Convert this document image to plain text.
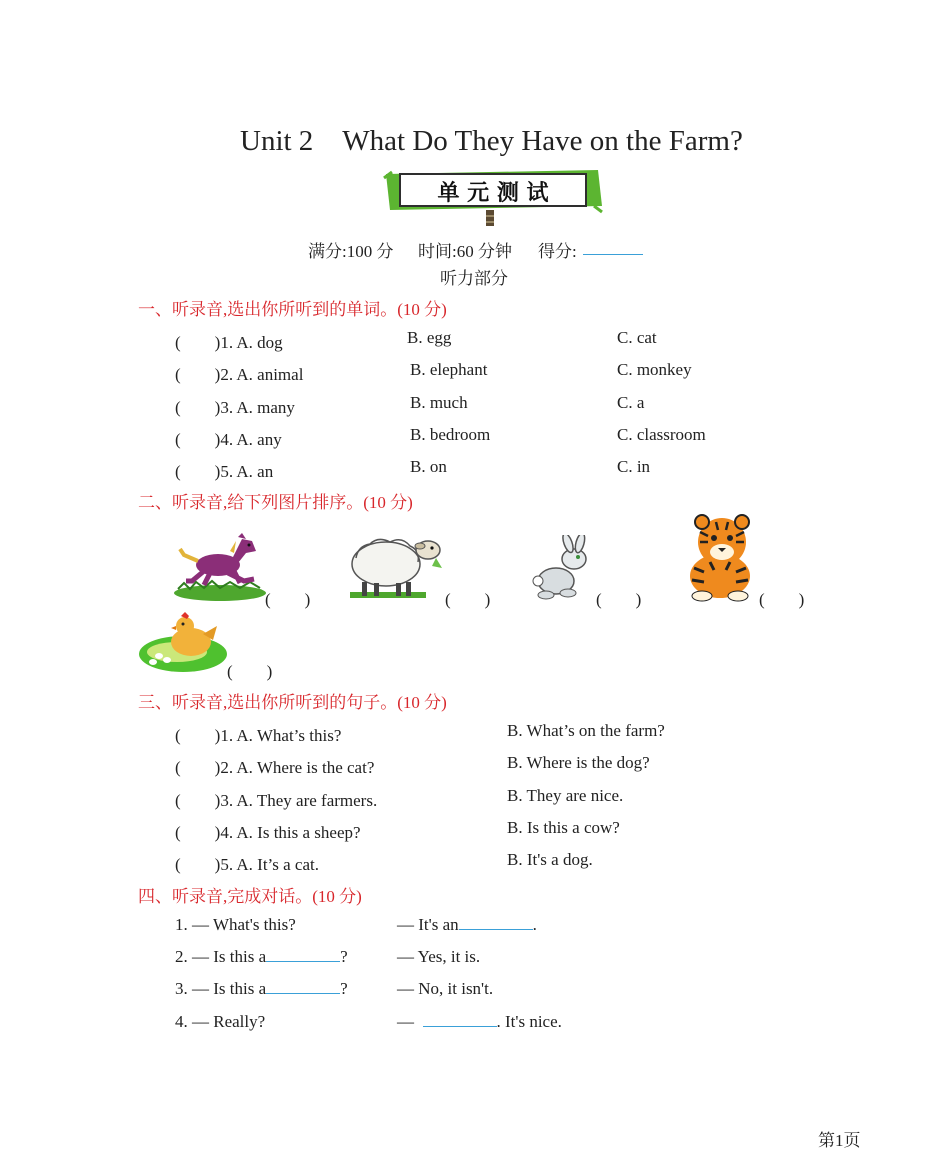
Unit 2　What Do They Have on the Farm?
单 元 测 试
满分:100 分 时间:60 分钟 得分:
听力部分
一、听录音,选出你所听到的单词。(10 分)
(　　)1. A. dog	B. egg	C. cat
(　　)2. A. animal	B. elephant	C. monkey
(　　)3. A. many	B. much	C. a
(　　)4. A. any	B. bedroom	C. classroom
(　　)5. A. an	B. on	C. in
二、听录音,给下列图片排序。(10 分)
(　　)	(　　)	(　　)	(　　)
(　　)
三、听录音,选出你所听到的句子。(10 分)
(　　)1. A. What’s this?	B. What’s on the farm?
(　　)2. A. Where is the cat?	B. Where is the dog?
(　　)3. A. They are farmers.	B. They are nice.
(　　)4. A. Is this a sheep?	B. Is this a cow?
(　　)5. A. It’s a cat.	B. It's a dog.
四、听录音,完成对话。(10 分)
1. — What's this?	— It's an	.
2. — Is this a	?	— Yes, it is.
3. — Is this a	?	— No, it isn't.
4. — Really?	—	. It's nice.
第1页
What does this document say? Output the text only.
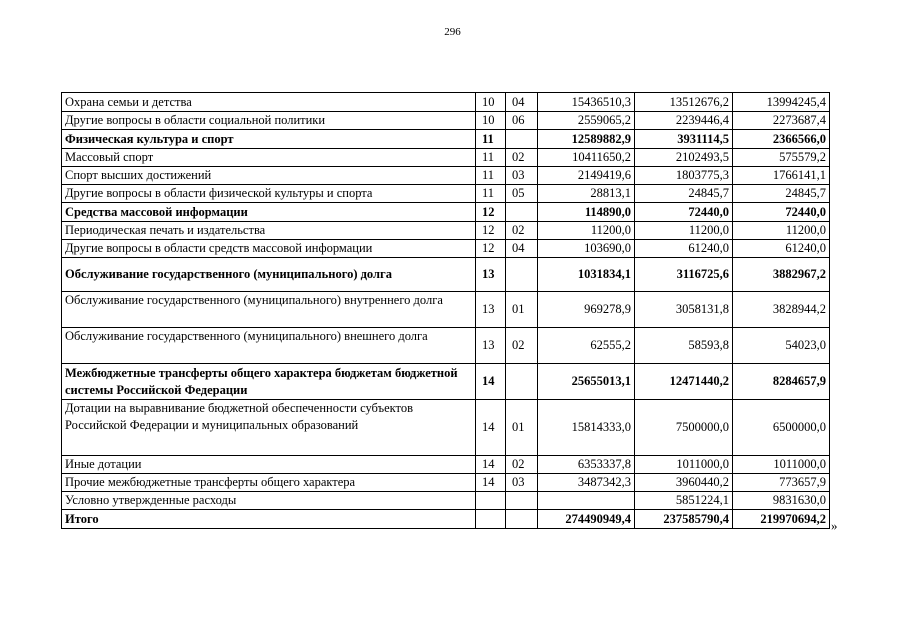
296
Охрана семьи и детства	10	04	15436510,3	13512676,2	13994245,4
Другие вопросы в области социальной политики	10	06	2559065,2	2239446,4	2273687,4
Физическая культура и спорт	11		12589882,9	3931114,5	2366566,0
Массовый спорт	11	02	10411650,2	2102493,5	575579,2
Спорт высших достижений	11	03	2149419,6	1803775,3	1766141,1
Другие вопросы в области физической культуры и спорта	11	05	28813,1	24845,7	24845,7
Средства массовой информации	12		114890,0	72440,0	72440,0
Периодическая печать и издательства	12	02	11200,0	11200,0	11200,0
Другие вопросы в области средств массовой информации	12	04	103690,0	61240,0	61240,0
Обслуживание государственного (муниципального) долга	13		1031834,1	3116725,6	3882967,2
Обслуживание государственного (муниципального) внутреннего долга	13	01	969278,9	3058131,8	3828944,2
Обслуживание государственного (муниципального) внешнего долга	13	02	62555,2	58593,8	54023,0
Межбюджетные трансферты общего характера бюджетам бюджетной системы Российской Федерации	14		25655013,1	12471440,2	8284657,9
Дотации на выравнивание бюджетной обеспеченности субъектов Российской Федерации и муниципальных образований	14	01	15814333,0	7500000,0	6500000,0
Иные дотации	14	02	6353337,8	1011000,0	1011000,0
Прочие межбюджетные трансферты общего характера	14	03	3487342,3	3960440,2	773657,9
Условно утвержденные расходы				5851224,1	9831630,0
Итого			274490949,4	237585790,4	219970694,2 »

⁂

• Written exercise: Can the entries above be repeated exactly, without their pictures?

• Answer to the problem:
Convert this document image to plain text.
Unit 2　What Do They Have on the Farm?
单 元 测 试
满分:100 分 时间:60 分钟 得分:
听力部分
一、听录音,选出你所听到的单词。(10 分)
(　　)1. A. dog	B. egg	C. cat
(　　)2. A. animal	B. elephant	C. monkey
(　　)3. A. many	B. much	C. a
(　　)4. A. any	B. bedroom	C. classroom
(　　)5. A. an	B. on	C. in
二、听录音,给下列图片排序。(10 分)
(　　)	(　　)	(　　)	(　　)
(　　)
三、听录音,选出你所听到的句子。(10 分)
(　　)1. A. What’s this?	B. What’s on the farm?
(　　)2. A. Where is the cat?	B. Where is the dog?
(　　)3. A. They are farmers.	B. They are nice.
(　　)4. A. Is this a sheep?	B. Is this a cow?
(　　)5. A. It’s a cat.	B. It's a dog.
四、听录音,完成对话。(10 分)
1. — What's this?	— It's an	.
2. — Is this a	?	— Yes, it is.
3. — Is this a	?	— No, it isn't.
4. — Really?	—	. It's nice.
第1页
What does this document say? Output the text only.
296
Охрана семьи и детства	10	04	15436510,3	13512676,2	13994245,4
Другие вопросы в области социальной политики	10	06	2559065,2	2239446,4	2273687,4
Физическая культура и спорт	11		12589882,9	3931114,5	2366566,0
Массовый спорт	11	02	10411650,2	2102493,5	575579,2
Спорт высших достижений	11	03	2149419,6	1803775,3	1766141,1
Другие вопросы в области физической культуры и спорта	11	05	28813,1	24845,7	24845,7
Средства массовой информации	12		114890,0	72440,0	72440,0
Периодическая печать и издательства	12	02	11200,0	11200,0	11200,0
Другие вопросы в области средств массовой информации	12	04	103690,0	61240,0	61240,0
Обслуживание государственного (муниципального) долга	13		1031834,1	3116725,6	3882967,2
Обслуживание государственного (муниципального) внутреннего долга	13	01	969278,9	3058131,8	3828944,2
Обслуживание государственного (муниципального) внешнего долга	13	02	62555,2	58593,8	54023,0
Межбюджетные трансферты общего характера бюджетам бюджетной системы Российской Федерации	14		25655013,1	12471440,2	8284657,9
Дотации на выравнивание бюджетной обеспеченности субъектов Российской Федерации и муниципальных образований	14	01	15814333,0	7500000,0	6500000,0
Иные дотации	14	02	6353337,8	1011000,0	1011000,0
Прочие межбюджетные трансферты общего характера	14	03	3487342,3	3960440,2	773657,9
Условно утвержденные расходы				5851224,1	9831630,0
Итого			274490949,4	237585790,4	219970694,2 »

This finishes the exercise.